■ **Goal**
Below are some records; return each one exactly.

----

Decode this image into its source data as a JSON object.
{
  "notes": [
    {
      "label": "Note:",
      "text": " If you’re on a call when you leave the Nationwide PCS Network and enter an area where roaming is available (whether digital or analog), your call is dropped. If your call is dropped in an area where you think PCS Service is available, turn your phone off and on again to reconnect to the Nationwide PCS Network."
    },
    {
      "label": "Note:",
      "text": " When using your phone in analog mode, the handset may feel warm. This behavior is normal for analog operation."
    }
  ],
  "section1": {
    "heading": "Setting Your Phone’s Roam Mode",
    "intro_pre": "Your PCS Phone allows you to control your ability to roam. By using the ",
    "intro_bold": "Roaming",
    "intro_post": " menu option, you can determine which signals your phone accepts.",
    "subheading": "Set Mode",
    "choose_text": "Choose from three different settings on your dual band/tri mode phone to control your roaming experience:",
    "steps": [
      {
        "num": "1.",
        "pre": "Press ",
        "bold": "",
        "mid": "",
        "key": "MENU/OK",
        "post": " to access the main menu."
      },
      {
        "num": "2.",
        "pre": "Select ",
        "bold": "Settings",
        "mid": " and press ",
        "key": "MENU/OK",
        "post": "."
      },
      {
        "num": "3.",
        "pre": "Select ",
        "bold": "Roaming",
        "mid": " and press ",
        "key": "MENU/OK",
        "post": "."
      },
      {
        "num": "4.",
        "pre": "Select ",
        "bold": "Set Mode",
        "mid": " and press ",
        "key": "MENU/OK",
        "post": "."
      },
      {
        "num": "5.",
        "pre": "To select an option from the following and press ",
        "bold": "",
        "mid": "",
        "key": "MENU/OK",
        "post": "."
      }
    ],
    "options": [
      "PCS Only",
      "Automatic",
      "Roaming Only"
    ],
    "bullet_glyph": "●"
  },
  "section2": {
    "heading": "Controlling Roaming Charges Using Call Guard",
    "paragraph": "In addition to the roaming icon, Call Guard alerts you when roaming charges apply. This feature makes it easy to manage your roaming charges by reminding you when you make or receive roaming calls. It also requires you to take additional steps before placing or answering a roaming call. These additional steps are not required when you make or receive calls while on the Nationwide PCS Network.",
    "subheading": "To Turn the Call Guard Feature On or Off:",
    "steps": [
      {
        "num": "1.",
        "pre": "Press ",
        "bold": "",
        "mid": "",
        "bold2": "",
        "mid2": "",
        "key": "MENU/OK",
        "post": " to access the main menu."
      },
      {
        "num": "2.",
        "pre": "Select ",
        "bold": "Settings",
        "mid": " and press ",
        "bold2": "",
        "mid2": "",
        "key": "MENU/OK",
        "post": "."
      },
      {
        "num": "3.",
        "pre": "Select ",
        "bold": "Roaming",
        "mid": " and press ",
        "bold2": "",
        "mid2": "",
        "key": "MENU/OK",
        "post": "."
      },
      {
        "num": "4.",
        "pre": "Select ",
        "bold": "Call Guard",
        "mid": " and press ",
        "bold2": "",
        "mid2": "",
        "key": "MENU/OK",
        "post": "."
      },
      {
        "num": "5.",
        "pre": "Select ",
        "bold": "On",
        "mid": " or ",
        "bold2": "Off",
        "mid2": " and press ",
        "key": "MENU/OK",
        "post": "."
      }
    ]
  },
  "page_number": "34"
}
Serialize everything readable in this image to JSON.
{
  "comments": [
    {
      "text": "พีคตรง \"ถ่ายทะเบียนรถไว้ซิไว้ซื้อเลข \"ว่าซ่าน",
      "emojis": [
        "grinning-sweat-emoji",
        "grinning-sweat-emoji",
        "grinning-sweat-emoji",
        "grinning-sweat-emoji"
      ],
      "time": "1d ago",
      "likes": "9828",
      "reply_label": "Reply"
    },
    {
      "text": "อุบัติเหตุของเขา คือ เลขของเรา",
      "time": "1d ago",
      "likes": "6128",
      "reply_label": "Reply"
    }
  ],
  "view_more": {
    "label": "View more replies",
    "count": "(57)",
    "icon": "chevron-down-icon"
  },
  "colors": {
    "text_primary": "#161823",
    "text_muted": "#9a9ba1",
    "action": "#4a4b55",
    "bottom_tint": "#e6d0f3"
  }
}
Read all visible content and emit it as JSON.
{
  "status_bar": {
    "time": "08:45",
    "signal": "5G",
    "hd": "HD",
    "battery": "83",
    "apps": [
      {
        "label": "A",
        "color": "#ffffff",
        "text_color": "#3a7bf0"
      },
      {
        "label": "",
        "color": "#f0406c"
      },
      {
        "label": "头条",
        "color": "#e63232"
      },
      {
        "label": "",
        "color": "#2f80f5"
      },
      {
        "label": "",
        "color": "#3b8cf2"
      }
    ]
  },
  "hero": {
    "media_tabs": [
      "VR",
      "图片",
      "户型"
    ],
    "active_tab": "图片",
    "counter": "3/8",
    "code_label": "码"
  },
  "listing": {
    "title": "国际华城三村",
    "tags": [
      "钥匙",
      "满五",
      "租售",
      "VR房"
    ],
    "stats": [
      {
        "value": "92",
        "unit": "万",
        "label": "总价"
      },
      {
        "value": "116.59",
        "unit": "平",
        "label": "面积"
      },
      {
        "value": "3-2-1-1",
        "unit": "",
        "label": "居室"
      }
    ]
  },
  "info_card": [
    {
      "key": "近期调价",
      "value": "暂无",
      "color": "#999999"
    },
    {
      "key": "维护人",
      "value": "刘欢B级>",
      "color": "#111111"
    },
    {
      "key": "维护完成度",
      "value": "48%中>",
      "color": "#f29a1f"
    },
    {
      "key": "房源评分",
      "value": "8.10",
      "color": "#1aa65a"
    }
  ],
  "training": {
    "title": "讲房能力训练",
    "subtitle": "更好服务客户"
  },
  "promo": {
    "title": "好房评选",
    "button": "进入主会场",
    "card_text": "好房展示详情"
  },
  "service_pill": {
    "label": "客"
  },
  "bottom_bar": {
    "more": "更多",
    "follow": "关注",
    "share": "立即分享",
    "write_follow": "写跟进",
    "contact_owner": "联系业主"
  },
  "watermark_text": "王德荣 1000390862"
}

----

■ **The completed task**
Decode this image into its source data as a JSON object.
{
  "notes": [
    {
      "label": "Note:",
      "text": " If you’re on a call when you leave the Nationwide PCS Network and enter an area where roaming is available (whether digital or analog), your call is dropped. If your call is dropped in an area where you think PCS Service is available, turn your phone off and on again to reconnect to the Nationwide PCS Network."
    },
    {
      "label": "Note:",
      "text": " When using your phone in analog mode, the handset may feel warm. This behavior is normal for analog operation."
    }
  ],
  "section1": {
    "heading": "Setting Your Phone’s Roam Mode",
    "intro_pre": "Your PCS Phone allows you to control your ability to roam. By using the ",
    "intro_bold": "Roaming",
    "intro_post": " menu option, you can determine which signals your phone accepts.",
    "subheading": "Set Mode",
    "choose_text": "Choose from three different settings on your dual band/tri mode phone to control your roaming experience:",
    "steps": [
      {
        "num": "1.",
        "pre": "Press ",
        "bold": "",
        "mid": "",
        "key": "MENU/OK",
        "post": " to access the main menu."
      },
      {
        "num": "2.",
        "pre": "Select ",
        "bold": "Settings",
        "mid": " and press ",
        "key": "MENU/OK",
        "post": "."
      },
      {
        "num": "3.",
        "pre": "Select ",
        "bold": "Roaming",
        "mid": " and press ",
        "key": "MENU/OK",
        "post": "."
      },
      {
        "num": "4.",
        "pre": "Select ",
        "bold": "Set Mode",
        "mid": " and press ",
        "key": "MENU/OK",
        "post": "."
      },
      {
        "num": "5.",
        "pre": "To select an option from the following and press ",
        "bold": "",
        "mid": "",
        "key": "MENU/OK",
        "post": "."
      }
    ],
    "options": [
      "PCS Only",
      "Automatic",
      "Roaming Only"
    ],
    "bullet_glyph": "●"
  },
  "section2": {
    "heading": "Controlling Roaming Charges Using Call Guard",
    "paragraph": "In addition to the roaming icon, Call Guard alerts you when roaming charges apply. This feature makes it easy to manage your roaming charges by reminding you when you make or receive roaming calls. It also requires you to take additional steps before placing or answering a roaming call. These additional steps are not required when you make or receive calls while on the Nationwide PCS Network.",
    "subheading": "To Turn the Call Guard Feature On or Off:",
    "steps": [
      {
        "num": "1.",
        "pre": "Press ",
        "bold": "",
        "mid": "",
        "bold2": "",
        "mid2": "",
        "key": "MENU/OK",
        "post": " to access the main menu."
      },
      {
        "num": "2.",
        "pre": "Select ",
        "bold": "Settings",
        "mid": " and press ",
        "bold2": "",
        "mid2": "",
        "key": "MENU/OK",
        "post": "."
      },
      {
        "num": "3.",
        "pre": "Select ",
        "bold": "Roaming",
        "mid": " and press ",
        "bold2": "",
        "mid2": "",
        "key": "MENU/OK",
        "post": "."
      },
      {
        "num": "4.",
        "pre": "Select ",
        "bold": "Call Guard",
        "mid": " and press ",
        "bold2": "",
        "mid2": "",
        "key": "MENU/OK",
        "post": "."
      },
      {
        "num": "5.",
        "pre": "Select ",
        "bold": "On",
        "mid": " or ",
        "bold2": "Off",
        "mid2": " and press ",
        "key": "MENU/OK",
        "post": "."
      }
    ]
  },
  "page_number": "34"
}
Serialize everything readable in this image to JSON.
{
  "comments": [
    {
      "text": "พีคตรง \"ถ่ายทะเบียนรถไว้ซิไว้ซื้อเลข \"ว่าซ่าน",
      "emojis": [
        "grinning-sweat-emoji",
        "grinning-sweat-emoji",
        "grinning-sweat-emoji",
        "grinning-sweat-emoji"
      ],
      "time": "1d ago",
      "likes": "9828",
      "reply_label": "Reply"
    },
    {
      "text": "อุบัติเหตุของเขา คือ เลขของเรา",
      "time": "1d ago",
      "likes": "6128",
      "reply_label": "Reply"
    }
  ],
  "view_more": {
    "label": "View more replies",
    "count": "(57)",
    "icon": "chevron-down-icon"
  },
  "colors": {
    "text_primary": "#161823",
    "text_muted": "#9a9ba1",
    "action": "#4a4b55",
    "bottom_tint": "#e6d0f3"
  }
}
Read all visible content and emit it as JSON.
{
  "status_bar": {
    "time": "08:45",
    "signal": "5G",
    "hd": "HD",
    "battery": "83",
    "apps": [
      {
        "label": "A",
        "color": "#ffffff",
        "text_color": "#3a7bf0"
      },
      {
        "label": "",
        "color": "#f0406c"
      },
      {
        "label": "头条",
        "color": "#e63232"
      },
      {
        "label": "",
        "color": "#2f80f5"
      },
      {
        "label": "",
        "color": "#3b8cf2"
      }
    ]
  },
  "hero": {
    "media_tabs": [
      "VR",
      "图片",
      "户型"
    ],
    "active_tab": "图片",
    "counter": "3/8",
    "code_label": "码"
  },
  "listing": {
    "title": "国际华城三村",
    "tags": [
      "钥匙",
      "满五",
      "租售",
      "VR房"
    ],
    "stats": [
      {
        "value": "92",
        "unit": "万",
        "label": "总价"
      },
      {
        "value": "116.59",
        "unit": "平",
        "label": "面积"
      },
      {
        "value": "3-2-1-1",
        "unit": "",
        "label": "居室"
      }
    ]
  },
  "info_card": [
    {
      "key": "近期调价",
      "value": "暂无",
      "color": "#999999"
    },
    {
      "key": "维护人",
      "value": "刘欢B级>",
      "color": "#111111"
    },
    {
      "key": "维护完成度",
      "value": "48%中>",
      "color": "#f29a1f"
    },
    {
      "key": "房源评分",
      "value": "8.10",
      "color": "#1aa65a"
    }
  ],
  "training": {
    "title": "讲房能力训练",
    "subtitle": "更好服务客户"
  },
  "promo": {
    "title": "好房评选",
    "button": "进入主会场",
    "card_text": "好房展示详情"
  },
  "service_pill": {
    "label": "客"
  },
  "bottom_bar": {
    "more": "更多",
    "follow": "关注",
    "share": "立即分享",
    "write_follow": "写跟进",
    "contact_owner": "联系业主"
  },
  "watermark_text": "王德荣 1000390862"
}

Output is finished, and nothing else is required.